Instructions to follow =>
Every record below should be written out exactly; pictures stay out.

• • •

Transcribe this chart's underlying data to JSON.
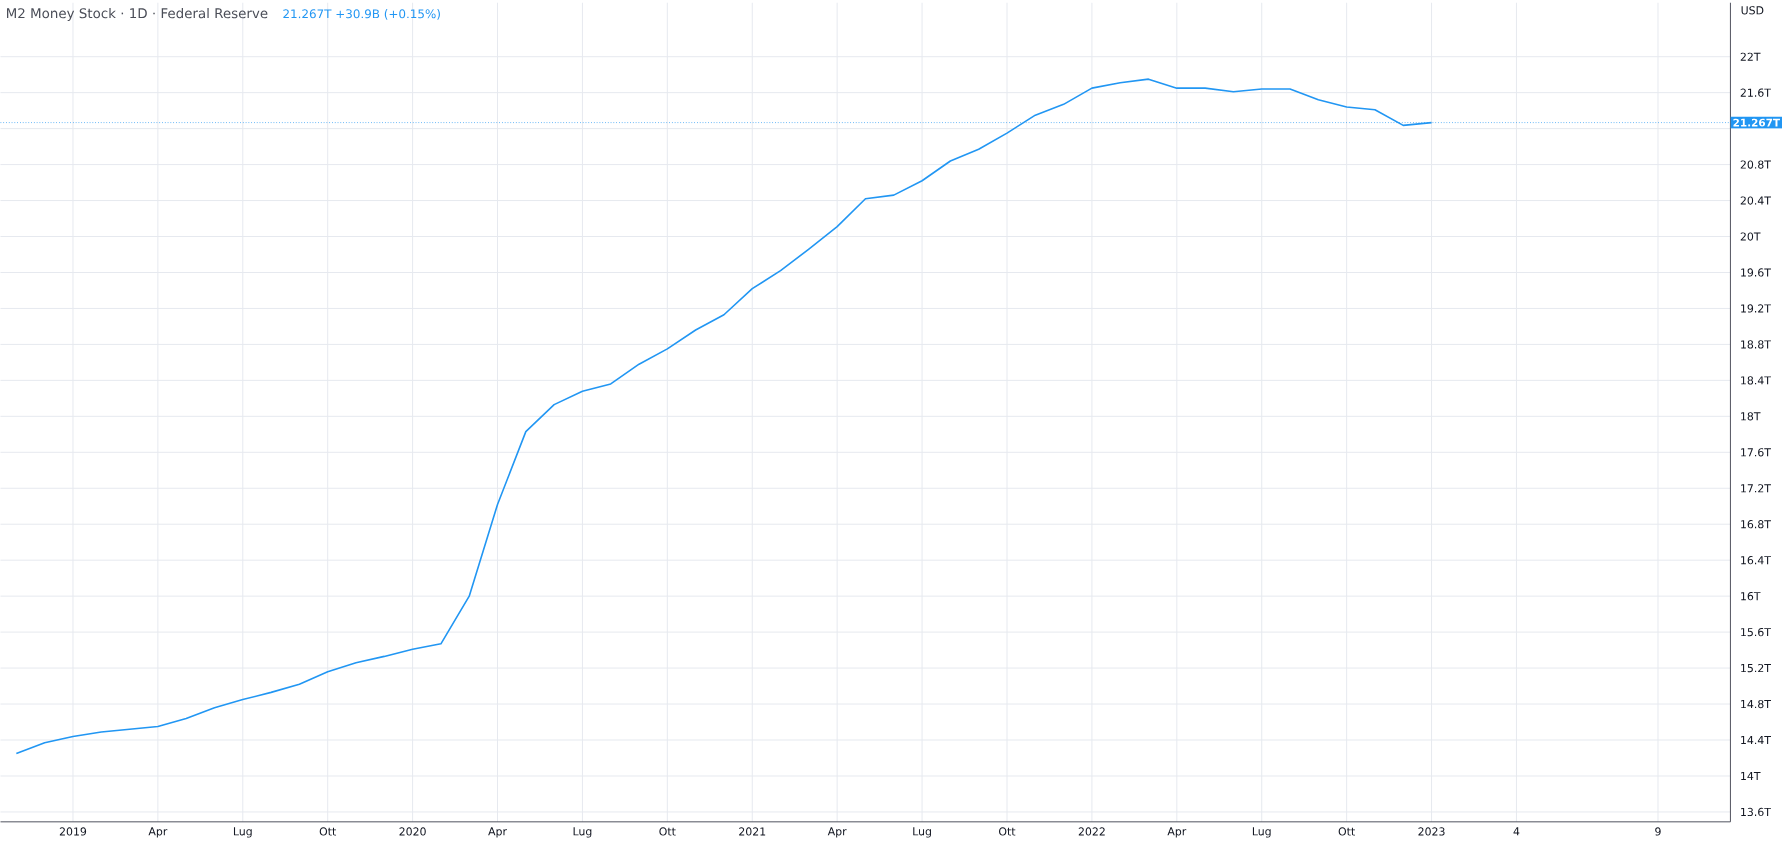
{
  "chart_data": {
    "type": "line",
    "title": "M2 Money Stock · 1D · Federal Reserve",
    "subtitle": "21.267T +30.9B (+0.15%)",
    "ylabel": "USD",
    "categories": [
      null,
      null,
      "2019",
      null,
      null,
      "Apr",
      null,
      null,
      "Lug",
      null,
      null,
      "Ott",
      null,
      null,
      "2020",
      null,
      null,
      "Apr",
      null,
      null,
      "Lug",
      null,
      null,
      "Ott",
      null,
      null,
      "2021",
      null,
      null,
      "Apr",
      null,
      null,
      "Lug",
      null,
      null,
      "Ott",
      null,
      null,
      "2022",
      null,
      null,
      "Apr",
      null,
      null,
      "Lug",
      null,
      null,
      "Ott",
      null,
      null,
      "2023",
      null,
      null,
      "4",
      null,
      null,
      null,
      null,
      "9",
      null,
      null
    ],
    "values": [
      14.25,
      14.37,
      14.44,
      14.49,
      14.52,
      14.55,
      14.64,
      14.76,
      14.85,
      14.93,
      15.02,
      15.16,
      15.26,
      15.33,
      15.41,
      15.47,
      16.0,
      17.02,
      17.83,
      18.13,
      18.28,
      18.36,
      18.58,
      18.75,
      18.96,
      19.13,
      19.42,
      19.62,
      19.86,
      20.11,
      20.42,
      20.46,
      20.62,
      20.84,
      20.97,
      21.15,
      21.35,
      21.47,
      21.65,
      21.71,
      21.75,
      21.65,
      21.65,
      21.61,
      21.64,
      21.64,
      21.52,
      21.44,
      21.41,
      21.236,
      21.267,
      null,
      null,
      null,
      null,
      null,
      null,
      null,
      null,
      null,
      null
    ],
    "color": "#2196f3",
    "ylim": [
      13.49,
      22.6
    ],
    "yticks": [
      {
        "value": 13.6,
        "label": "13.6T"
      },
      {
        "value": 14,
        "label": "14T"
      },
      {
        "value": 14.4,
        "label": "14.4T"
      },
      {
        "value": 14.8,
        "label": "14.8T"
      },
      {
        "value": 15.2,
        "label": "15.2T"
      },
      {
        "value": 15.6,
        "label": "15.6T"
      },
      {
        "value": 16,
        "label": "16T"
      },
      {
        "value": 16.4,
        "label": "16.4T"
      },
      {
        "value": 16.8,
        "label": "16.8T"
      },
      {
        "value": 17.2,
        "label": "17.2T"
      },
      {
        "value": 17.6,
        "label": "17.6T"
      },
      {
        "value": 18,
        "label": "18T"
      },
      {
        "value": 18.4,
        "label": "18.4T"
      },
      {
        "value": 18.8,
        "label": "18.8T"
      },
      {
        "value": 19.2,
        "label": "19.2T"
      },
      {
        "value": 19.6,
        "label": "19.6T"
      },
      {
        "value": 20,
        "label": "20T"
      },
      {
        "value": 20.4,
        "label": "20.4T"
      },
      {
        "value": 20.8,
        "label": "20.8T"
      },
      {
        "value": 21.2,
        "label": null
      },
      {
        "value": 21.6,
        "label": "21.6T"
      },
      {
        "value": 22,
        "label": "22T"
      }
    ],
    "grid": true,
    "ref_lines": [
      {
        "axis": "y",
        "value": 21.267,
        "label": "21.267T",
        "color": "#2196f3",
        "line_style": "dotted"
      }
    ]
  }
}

• • •

Answer to this exercise =>
Transcribe this chart's underlying data to JSON.
{
  "chart_data": {
    "type": "line",
    "title": "M2 Money Stock · 1D · Federal Reserve",
    "subtitle": "21.267T +30.9B (+0.15%)",
    "ylabel": "USD",
    "categories": [
      null,
      null,
      "2019",
      null,
      null,
      "Apr",
      null,
      null,
      "Lug",
      null,
      null,
      "Ott",
      null,
      null,
      "2020",
      null,
      null,
      "Apr",
      null,
      null,
      "Lug",
      null,
      null,
      "Ott",
      null,
      null,
      "2021",
      null,
      null,
      "Apr",
      null,
      null,
      "Lug",
      null,
      null,
      "Ott",
      null,
      null,
      "2022",
      null,
      null,
      "Apr",
      null,
      null,
      "Lug",
      null,
      null,
      "Ott",
      null,
      null,
      "2023",
      null,
      null,
      "4",
      null,
      null,
      null,
      null,
      "9",
      null,
      null
    ],
    "values": [
      14.25,
      14.37,
      14.44,
      14.49,
      14.52,
      14.55,
      14.64,
      14.76,
      14.85,
      14.93,
      15.02,
      15.16,
      15.26,
      15.33,
      15.41,
      15.47,
      16.0,
      17.02,
      17.83,
      18.13,
      18.28,
      18.36,
      18.58,
      18.75,
      18.96,
      19.13,
      19.42,
      19.62,
      19.86,
      20.11,
      20.42,
      20.46,
      20.62,
      20.84,
      20.97,
      21.15,
      21.35,
      21.47,
      21.65,
      21.71,
      21.75,
      21.65,
      21.65,
      21.61,
      21.64,
      21.64,
      21.52,
      21.44,
      21.41,
      21.236,
      21.267,
      null,
      null,
      null,
      null,
      null,
      null,
      null,
      null,
      null,
      null
    ],
    "color": "#2196f3",
    "ylim": [
      13.49,
      22.6
    ],
    "yticks": [
      {
        "value": 13.6,
        "label": "13.6T"
      },
      {
        "value": 14,
        "label": "14T"
      },
      {
        "value": 14.4,
        "label": "14.4T"
      },
      {
        "value": 14.8,
        "label": "14.8T"
      },
      {
        "value": 15.2,
        "label": "15.2T"
      },
      {
        "value": 15.6,
        "label": "15.6T"
      },
      {
        "value": 16,
        "label": "16T"
      },
      {
        "value": 16.4,
        "label": "16.4T"
      },
      {
        "value": 16.8,
        "label": "16.8T"
      },
      {
        "value": 17.2,
        "label": "17.2T"
      },
      {
        "value": 17.6,
        "label": "17.6T"
      },
      {
        "value": 18,
        "label": "18T"
      },
      {
        "value": 18.4,
        "label": "18.4T"
      },
      {
        "value": 18.8,
        "label": "18.8T"
      },
      {
        "value": 19.2,
        "label": "19.2T"
      },
      {
        "value": 19.6,
        "label": "19.6T"
      },
      {
        "value": 20,
        "label": "20T"
      },
      {
        "value": 20.4,
        "label": "20.4T"
      },
      {
        "value": 20.8,
        "label": "20.8T"
      },
      {
        "value": 21.2,
        "label": null
      },
      {
        "value": 21.6,
        "label": "21.6T"
      },
      {
        "value": 22,
        "label": "22T"
      }
    ],
    "grid": true,
    "ref_lines": [
      {
        "axis": "y",
        "value": 21.267,
        "label": "21.267T",
        "color": "#2196f3",
        "line_style": "dotted"
      }
    ]
  }
}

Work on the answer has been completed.